- _Goal of the exercise_:
Collect all lines below with the string "Männer".

- _Extracted data_:
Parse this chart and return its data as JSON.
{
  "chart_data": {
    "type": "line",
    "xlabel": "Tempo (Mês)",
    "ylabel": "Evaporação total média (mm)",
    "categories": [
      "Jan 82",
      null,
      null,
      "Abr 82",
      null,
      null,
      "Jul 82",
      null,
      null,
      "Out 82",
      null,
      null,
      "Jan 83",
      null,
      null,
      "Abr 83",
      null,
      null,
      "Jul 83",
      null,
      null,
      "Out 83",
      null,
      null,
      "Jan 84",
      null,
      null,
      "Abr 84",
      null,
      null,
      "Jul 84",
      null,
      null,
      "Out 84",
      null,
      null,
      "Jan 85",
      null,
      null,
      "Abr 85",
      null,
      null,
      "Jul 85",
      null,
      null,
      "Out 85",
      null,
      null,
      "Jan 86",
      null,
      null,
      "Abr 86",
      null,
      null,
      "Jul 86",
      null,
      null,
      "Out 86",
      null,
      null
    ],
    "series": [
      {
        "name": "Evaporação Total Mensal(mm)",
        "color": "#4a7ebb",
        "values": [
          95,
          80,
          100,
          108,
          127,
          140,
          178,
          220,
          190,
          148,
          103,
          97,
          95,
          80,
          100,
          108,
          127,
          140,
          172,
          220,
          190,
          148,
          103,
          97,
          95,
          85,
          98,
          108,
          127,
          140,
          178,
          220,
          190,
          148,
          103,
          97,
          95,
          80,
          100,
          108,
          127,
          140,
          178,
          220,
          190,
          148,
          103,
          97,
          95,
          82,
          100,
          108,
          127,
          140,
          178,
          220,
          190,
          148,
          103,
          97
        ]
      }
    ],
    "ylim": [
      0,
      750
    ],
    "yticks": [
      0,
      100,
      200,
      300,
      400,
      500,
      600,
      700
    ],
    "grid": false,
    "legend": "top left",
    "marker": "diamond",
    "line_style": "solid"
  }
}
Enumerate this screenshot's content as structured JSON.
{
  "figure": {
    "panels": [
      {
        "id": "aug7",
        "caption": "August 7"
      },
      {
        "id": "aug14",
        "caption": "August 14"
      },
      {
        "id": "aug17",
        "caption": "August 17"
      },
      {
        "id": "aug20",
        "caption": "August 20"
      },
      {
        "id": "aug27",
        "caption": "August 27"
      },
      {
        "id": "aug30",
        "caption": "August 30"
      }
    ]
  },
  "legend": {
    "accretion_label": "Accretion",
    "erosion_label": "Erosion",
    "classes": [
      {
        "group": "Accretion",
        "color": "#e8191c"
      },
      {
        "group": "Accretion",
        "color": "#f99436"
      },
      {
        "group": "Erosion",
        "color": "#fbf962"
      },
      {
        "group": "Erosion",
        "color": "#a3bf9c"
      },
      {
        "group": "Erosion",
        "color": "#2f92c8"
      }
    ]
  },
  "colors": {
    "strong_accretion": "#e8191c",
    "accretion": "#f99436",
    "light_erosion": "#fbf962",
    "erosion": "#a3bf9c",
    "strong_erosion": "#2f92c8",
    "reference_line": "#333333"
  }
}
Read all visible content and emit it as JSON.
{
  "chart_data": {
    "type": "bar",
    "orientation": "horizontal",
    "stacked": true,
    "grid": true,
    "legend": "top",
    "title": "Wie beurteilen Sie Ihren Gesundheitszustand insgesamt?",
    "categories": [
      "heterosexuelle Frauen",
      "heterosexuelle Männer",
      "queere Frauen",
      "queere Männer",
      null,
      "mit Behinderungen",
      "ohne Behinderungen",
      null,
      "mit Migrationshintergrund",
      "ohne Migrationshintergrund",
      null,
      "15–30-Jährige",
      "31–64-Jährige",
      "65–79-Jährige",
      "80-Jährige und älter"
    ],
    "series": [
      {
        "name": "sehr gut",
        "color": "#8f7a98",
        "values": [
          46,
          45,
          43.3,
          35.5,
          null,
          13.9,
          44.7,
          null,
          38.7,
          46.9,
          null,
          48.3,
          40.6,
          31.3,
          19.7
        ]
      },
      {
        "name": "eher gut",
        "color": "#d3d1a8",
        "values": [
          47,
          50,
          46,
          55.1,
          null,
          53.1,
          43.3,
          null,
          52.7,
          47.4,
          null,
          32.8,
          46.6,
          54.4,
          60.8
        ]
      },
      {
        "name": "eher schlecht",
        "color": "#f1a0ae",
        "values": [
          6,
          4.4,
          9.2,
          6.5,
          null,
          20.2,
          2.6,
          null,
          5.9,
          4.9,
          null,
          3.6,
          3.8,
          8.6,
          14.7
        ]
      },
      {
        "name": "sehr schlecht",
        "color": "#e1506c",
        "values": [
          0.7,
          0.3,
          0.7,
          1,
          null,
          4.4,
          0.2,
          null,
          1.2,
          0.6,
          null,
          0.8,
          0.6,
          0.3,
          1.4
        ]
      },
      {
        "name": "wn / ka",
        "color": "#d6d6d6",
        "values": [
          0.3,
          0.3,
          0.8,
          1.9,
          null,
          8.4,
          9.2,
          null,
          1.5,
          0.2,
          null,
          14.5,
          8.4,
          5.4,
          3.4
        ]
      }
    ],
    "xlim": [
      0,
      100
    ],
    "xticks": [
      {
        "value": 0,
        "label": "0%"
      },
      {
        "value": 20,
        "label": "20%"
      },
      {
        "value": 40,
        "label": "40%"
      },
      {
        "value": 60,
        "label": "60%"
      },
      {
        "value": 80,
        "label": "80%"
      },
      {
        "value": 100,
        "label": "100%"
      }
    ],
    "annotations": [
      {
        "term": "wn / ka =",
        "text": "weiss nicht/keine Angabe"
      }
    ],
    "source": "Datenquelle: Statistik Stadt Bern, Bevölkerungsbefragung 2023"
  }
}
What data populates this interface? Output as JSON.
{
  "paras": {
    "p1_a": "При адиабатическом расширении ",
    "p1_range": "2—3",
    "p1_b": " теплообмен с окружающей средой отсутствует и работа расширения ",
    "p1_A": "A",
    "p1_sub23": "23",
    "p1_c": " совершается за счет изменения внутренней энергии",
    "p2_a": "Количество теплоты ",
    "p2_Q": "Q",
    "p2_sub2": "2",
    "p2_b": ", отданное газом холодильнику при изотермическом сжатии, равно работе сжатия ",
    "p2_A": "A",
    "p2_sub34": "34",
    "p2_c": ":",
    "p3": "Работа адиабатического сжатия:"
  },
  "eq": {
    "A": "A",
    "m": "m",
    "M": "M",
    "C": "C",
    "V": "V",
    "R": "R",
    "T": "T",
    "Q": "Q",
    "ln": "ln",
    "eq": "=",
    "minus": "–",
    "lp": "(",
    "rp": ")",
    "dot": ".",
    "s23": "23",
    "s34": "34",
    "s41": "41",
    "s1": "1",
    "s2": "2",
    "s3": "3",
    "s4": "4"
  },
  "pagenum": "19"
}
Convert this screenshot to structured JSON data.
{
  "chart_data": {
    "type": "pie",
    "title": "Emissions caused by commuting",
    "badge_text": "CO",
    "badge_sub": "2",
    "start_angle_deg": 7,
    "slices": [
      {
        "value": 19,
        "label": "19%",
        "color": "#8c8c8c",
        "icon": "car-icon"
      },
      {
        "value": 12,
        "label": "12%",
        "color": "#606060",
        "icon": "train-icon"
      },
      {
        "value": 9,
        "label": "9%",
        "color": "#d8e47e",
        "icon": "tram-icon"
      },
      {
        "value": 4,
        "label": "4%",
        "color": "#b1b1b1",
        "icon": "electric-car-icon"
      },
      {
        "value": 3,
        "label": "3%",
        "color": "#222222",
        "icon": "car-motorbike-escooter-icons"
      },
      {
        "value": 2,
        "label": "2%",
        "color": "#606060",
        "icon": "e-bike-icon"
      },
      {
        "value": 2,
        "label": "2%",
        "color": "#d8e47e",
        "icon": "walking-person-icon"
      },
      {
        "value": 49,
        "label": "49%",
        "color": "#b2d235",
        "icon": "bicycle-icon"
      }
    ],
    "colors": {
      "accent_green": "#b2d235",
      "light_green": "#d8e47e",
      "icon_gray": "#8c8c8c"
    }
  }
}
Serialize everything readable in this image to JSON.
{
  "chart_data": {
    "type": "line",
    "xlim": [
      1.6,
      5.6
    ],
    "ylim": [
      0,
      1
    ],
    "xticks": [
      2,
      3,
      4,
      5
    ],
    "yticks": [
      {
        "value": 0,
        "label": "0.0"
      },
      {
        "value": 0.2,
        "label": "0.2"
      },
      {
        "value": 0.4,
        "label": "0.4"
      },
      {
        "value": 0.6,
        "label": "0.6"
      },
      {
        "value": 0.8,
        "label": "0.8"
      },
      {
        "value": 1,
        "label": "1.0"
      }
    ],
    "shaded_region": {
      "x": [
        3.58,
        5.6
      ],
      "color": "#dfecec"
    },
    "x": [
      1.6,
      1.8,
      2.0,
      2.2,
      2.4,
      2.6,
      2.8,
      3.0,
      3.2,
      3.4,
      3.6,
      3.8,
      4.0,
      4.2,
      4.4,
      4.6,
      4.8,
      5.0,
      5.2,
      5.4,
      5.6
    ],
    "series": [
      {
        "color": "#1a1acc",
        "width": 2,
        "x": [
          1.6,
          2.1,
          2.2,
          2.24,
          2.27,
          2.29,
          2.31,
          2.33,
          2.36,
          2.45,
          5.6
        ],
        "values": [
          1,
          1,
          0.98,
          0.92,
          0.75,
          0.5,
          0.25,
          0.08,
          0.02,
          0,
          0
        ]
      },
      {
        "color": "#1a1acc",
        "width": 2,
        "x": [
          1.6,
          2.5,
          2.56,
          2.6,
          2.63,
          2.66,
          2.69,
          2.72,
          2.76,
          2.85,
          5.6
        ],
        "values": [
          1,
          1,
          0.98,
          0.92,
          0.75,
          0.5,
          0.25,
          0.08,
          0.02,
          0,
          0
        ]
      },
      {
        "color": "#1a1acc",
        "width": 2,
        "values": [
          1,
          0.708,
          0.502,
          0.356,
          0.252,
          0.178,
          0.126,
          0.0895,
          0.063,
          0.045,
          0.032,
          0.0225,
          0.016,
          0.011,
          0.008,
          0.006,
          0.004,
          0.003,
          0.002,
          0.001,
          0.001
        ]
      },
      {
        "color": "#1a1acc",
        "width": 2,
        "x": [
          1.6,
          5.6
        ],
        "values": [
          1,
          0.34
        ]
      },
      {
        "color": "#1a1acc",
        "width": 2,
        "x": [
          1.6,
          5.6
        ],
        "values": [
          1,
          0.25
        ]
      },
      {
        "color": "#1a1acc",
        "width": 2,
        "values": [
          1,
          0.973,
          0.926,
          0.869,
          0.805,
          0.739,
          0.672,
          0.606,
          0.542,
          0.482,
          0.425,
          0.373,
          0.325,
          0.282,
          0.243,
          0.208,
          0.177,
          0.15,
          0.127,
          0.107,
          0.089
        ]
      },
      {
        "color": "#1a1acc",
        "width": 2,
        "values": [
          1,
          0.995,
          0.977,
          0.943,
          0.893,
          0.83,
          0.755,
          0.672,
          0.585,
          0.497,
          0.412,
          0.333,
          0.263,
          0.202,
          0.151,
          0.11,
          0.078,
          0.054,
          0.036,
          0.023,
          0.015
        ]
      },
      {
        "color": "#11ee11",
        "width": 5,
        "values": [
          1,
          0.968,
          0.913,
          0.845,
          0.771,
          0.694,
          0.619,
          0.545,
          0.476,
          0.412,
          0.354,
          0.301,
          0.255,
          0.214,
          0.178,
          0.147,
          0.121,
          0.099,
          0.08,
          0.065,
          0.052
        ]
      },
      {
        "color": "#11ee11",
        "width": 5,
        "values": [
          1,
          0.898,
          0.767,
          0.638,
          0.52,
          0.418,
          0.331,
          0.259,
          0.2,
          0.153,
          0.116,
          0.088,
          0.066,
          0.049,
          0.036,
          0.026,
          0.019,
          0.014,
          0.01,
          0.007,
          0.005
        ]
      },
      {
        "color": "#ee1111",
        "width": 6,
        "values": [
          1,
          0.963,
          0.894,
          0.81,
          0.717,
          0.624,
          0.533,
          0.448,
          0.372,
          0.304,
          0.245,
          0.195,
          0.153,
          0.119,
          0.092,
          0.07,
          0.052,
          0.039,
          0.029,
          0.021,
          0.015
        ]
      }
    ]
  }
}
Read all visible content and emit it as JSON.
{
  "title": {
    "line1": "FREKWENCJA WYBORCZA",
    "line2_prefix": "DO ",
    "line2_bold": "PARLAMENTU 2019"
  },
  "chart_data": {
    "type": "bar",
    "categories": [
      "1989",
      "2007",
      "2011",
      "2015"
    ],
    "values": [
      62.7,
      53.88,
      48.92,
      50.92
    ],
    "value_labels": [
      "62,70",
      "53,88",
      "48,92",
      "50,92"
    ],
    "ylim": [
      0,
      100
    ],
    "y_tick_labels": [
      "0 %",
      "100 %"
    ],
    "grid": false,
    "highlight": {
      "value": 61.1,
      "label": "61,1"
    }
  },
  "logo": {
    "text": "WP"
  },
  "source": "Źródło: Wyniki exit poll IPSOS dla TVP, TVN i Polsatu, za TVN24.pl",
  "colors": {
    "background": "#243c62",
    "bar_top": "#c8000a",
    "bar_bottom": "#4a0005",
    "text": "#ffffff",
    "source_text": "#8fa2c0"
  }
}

- _Solution to this exercise_:
      "heterosexuelle Männer",
      "queere Männer",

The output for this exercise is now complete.